● Problem requirements
Look through the data below. Pick out the lines holding the string "area".

● Exercise inputs
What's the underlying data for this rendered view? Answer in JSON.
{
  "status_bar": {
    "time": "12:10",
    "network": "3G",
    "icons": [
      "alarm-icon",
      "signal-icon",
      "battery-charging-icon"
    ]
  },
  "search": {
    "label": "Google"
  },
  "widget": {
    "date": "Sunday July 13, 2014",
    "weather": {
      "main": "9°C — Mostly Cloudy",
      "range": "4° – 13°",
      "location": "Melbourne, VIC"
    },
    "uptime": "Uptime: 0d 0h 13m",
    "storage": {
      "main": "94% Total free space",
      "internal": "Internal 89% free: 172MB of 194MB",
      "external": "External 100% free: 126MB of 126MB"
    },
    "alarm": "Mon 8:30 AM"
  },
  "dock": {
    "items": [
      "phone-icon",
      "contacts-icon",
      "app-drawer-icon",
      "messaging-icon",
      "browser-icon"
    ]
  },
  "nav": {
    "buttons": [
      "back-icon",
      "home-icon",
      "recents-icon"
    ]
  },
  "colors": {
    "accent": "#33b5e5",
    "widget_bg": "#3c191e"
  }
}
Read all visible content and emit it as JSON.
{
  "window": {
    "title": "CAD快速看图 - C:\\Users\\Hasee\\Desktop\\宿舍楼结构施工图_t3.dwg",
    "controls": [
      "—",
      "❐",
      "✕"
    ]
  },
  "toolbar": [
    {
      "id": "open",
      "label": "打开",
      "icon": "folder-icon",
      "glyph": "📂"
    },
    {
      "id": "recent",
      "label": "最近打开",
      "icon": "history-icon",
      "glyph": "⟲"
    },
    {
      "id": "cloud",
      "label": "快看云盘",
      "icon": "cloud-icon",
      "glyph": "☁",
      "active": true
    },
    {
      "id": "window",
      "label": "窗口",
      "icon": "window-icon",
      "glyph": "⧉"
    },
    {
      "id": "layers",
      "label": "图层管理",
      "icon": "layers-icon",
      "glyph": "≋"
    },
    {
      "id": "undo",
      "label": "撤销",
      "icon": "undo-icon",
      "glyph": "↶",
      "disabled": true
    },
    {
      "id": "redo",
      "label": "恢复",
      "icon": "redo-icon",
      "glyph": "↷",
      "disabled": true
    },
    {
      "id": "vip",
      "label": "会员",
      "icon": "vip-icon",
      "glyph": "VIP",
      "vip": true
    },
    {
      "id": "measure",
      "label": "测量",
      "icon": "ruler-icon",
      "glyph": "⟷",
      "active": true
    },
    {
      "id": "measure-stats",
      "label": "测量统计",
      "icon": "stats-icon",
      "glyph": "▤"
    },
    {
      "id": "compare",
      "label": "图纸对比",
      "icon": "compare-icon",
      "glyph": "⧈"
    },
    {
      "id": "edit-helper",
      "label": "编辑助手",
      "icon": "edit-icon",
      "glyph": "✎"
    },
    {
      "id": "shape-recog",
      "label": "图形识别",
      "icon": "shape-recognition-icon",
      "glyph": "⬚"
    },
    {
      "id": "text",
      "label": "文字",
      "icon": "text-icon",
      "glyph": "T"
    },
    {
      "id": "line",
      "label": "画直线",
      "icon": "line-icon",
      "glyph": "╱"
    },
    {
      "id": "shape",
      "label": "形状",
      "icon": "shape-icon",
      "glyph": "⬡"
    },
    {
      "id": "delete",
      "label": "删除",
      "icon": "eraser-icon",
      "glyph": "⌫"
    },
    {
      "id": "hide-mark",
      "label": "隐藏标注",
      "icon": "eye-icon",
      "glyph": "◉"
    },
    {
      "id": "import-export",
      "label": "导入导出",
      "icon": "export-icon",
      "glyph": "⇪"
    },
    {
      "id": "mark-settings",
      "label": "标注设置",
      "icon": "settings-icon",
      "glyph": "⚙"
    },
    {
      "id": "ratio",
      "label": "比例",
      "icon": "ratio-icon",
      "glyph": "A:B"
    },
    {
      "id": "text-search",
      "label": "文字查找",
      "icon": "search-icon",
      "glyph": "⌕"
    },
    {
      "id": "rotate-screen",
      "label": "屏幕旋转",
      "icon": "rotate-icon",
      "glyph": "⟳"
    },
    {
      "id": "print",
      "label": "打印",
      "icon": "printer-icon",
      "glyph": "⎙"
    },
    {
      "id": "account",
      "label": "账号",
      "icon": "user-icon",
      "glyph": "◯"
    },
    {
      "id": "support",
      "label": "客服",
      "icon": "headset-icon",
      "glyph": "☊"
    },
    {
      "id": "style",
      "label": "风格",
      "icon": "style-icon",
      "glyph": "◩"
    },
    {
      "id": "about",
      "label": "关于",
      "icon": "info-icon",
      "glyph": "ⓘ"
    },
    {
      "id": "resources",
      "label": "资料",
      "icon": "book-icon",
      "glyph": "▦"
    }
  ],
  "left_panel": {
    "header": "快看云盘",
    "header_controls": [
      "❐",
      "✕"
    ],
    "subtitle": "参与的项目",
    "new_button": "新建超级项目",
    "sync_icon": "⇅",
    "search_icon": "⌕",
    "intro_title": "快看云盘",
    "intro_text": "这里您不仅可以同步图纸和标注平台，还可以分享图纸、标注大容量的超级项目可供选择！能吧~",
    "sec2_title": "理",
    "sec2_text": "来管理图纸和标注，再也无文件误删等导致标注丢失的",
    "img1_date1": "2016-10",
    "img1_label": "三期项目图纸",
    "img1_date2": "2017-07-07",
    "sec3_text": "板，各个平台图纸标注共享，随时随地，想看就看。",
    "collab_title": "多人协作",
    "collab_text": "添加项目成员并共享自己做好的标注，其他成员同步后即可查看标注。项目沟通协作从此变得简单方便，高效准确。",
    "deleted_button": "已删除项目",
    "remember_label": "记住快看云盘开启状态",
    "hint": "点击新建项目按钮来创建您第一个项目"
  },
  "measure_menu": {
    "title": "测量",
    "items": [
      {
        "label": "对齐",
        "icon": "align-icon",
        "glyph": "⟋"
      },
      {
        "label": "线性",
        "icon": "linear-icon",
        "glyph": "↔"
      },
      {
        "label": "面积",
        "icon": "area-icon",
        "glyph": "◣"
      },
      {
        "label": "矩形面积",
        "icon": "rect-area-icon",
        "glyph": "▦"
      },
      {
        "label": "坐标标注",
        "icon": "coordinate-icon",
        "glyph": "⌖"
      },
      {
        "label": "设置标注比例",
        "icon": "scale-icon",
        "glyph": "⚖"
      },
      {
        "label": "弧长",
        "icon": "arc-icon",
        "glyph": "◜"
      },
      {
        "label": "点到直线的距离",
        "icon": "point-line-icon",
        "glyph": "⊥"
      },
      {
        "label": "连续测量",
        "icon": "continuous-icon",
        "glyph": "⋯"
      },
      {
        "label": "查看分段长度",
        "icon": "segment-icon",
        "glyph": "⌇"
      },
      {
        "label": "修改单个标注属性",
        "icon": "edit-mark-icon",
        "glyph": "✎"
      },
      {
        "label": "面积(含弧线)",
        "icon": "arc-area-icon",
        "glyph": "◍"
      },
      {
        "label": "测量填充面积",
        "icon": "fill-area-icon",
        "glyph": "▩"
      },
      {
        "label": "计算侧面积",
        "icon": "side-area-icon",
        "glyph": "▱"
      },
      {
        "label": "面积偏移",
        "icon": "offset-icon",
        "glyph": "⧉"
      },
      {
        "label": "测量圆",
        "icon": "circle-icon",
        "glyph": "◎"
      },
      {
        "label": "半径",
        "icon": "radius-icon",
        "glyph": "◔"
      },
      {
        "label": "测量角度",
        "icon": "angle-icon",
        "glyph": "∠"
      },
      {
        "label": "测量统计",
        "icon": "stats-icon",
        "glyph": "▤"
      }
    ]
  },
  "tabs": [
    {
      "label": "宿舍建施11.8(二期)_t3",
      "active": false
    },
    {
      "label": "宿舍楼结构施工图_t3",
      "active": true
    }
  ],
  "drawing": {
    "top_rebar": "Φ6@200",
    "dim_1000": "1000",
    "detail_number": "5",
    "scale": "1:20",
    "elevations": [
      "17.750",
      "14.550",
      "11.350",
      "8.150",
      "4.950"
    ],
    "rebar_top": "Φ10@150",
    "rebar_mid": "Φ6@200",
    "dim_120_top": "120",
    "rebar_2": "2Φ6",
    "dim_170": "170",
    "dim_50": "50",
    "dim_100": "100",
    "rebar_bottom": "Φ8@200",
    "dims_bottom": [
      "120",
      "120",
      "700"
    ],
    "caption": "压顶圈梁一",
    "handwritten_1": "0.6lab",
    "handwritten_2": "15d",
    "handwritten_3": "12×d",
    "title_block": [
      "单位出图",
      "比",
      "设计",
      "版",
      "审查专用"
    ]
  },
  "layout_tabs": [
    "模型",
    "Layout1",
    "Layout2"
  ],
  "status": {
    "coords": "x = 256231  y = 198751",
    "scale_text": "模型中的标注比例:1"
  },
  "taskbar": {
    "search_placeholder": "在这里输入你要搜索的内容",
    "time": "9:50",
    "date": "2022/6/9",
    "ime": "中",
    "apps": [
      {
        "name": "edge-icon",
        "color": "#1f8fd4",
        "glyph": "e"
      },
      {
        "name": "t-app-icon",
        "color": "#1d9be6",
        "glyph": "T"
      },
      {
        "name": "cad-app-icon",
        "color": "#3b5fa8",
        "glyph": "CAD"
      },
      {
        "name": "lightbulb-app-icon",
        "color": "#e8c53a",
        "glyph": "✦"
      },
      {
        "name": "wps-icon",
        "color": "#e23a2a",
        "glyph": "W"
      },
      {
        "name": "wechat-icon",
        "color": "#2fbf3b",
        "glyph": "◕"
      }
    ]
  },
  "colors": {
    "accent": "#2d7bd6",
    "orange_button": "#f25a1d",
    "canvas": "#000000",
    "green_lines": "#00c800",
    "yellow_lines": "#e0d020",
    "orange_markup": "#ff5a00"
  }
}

● Result of the task
        "icon": "area-icon",
        "icon": "rect-area-icon",
        "icon": "arc-area-icon",
        "icon": "fill-area-icon",
        "icon": "side-area-icon",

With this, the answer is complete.